* Start DATASET *

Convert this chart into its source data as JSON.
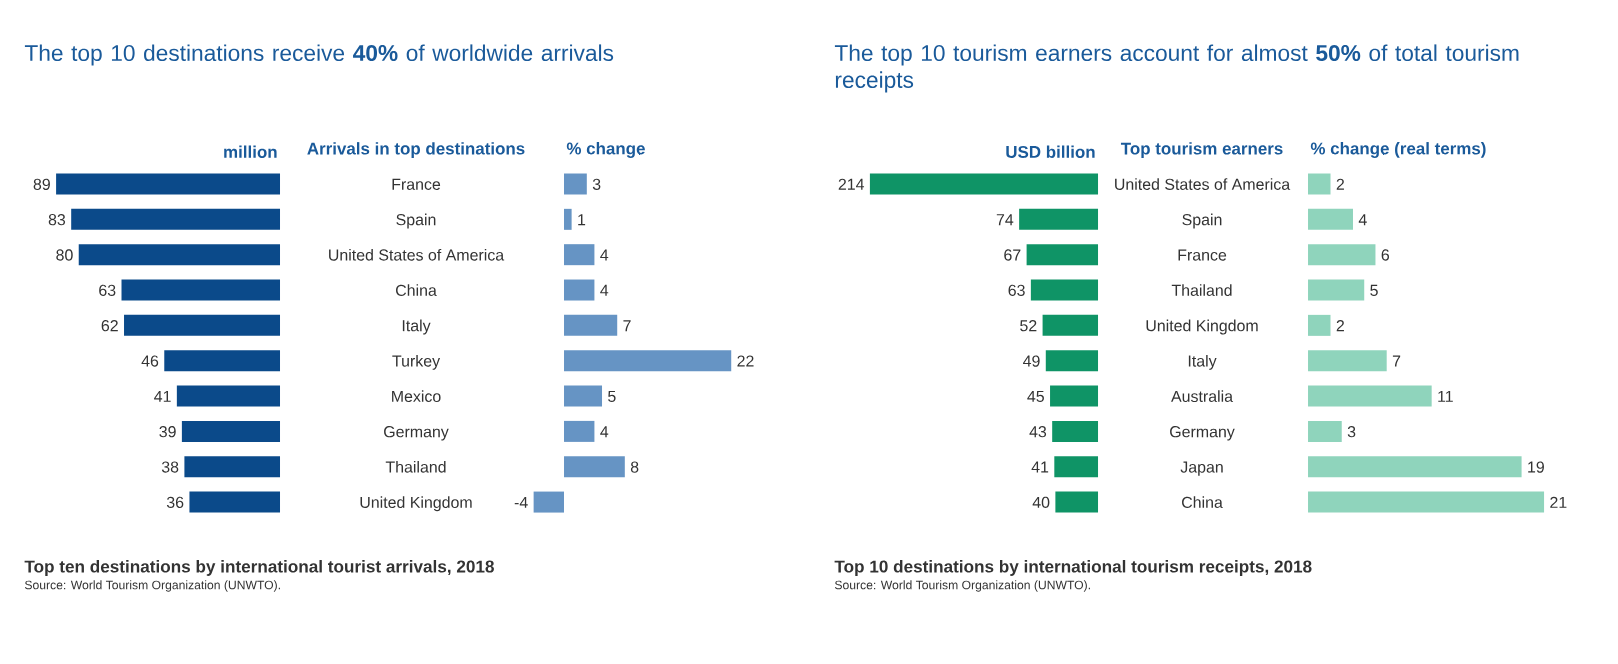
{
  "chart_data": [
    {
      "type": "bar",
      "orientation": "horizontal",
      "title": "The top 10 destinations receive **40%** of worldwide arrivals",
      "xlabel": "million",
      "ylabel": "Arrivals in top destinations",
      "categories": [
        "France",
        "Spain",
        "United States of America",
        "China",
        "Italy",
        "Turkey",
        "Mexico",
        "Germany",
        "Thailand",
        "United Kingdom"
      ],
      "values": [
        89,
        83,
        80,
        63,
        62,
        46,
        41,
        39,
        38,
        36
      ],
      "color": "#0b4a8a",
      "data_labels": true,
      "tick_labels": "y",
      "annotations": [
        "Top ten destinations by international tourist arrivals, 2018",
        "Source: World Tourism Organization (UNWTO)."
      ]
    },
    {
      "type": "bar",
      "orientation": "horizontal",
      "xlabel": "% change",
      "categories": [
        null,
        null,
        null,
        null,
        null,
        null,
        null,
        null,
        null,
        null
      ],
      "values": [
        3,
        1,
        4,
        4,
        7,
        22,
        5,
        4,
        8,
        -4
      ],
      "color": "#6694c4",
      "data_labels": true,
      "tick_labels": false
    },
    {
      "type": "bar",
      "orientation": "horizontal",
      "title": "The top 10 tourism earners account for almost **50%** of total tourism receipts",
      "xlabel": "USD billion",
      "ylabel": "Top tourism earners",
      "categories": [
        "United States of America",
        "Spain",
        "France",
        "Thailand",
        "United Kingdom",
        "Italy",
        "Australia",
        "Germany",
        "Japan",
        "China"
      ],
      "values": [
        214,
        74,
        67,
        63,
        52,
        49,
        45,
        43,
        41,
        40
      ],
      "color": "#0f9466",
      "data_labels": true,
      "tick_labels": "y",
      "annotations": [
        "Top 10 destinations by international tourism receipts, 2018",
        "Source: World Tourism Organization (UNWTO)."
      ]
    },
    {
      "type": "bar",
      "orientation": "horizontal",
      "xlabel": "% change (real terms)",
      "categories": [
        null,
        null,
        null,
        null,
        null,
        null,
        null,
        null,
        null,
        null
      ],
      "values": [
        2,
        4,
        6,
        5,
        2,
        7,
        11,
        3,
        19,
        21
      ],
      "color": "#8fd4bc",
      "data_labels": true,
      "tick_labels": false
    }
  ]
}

* End DATASET *

#### TASK DIRECTIONS
Reproduce every entry word for word, but skip any pictures.

#### TASK RESULT
Convert this chart into its source data as JSON.
{
  "chart_data": [
    {
      "type": "bar",
      "orientation": "horizontal",
      "title": "The top 10 destinations receive **40%** of worldwide arrivals",
      "xlabel": "million",
      "ylabel": "Arrivals in top destinations",
      "categories": [
        "France",
        "Spain",
        "United States of America",
        "China",
        "Italy",
        "Turkey",
        "Mexico",
        "Germany",
        "Thailand",
        "United Kingdom"
      ],
      "values": [
        89,
        83,
        80,
        63,
        62,
        46,
        41,
        39,
        38,
        36
      ],
      "color": "#0b4a8a",
      "data_labels": true,
      "tick_labels": "y",
      "annotations": [
        "Top ten destinations by international tourist arrivals, 2018",
        "Source: World Tourism Organization (UNWTO)."
      ]
    },
    {
      "type": "bar",
      "orientation": "horizontal",
      "xlabel": "% change",
      "categories": [
        null,
        null,
        null,
        null,
        null,
        null,
        null,
        null,
        null,
        null
      ],
      "values": [
        3,
        1,
        4,
        4,
        7,
        22,
        5,
        4,
        8,
        -4
      ],
      "color": "#6694c4",
      "data_labels": true,
      "tick_labels": false
    },
    {
      "type": "bar",
      "orientation": "horizontal",
      "title": "The top 10 tourism earners account for almost **50%** of total tourism receipts",
      "xlabel": "USD billion",
      "ylabel": "Top tourism earners",
      "categories": [
        "United States of America",
        "Spain",
        "France",
        "Thailand",
        "United Kingdom",
        "Italy",
        "Australia",
        "Germany",
        "Japan",
        "China"
      ],
      "values": [
        214,
        74,
        67,
        63,
        52,
        49,
        45,
        43,
        41,
        40
      ],
      "color": "#0f9466",
      "data_labels": true,
      "tick_labels": "y",
      "annotations": [
        "Top 10 destinations by international tourism receipts, 2018",
        "Source: World Tourism Organization (UNWTO)."
      ]
    },
    {
      "type": "bar",
      "orientation": "horizontal",
      "xlabel": "% change (real terms)",
      "categories": [
        null,
        null,
        null,
        null,
        null,
        null,
        null,
        null,
        null,
        null
      ],
      "values": [
        2,
        4,
        6,
        5,
        2,
        7,
        11,
        3,
        19,
        21
      ],
      "color": "#8fd4bc",
      "data_labels": true,
      "tick_labels": false
    }
  ]
}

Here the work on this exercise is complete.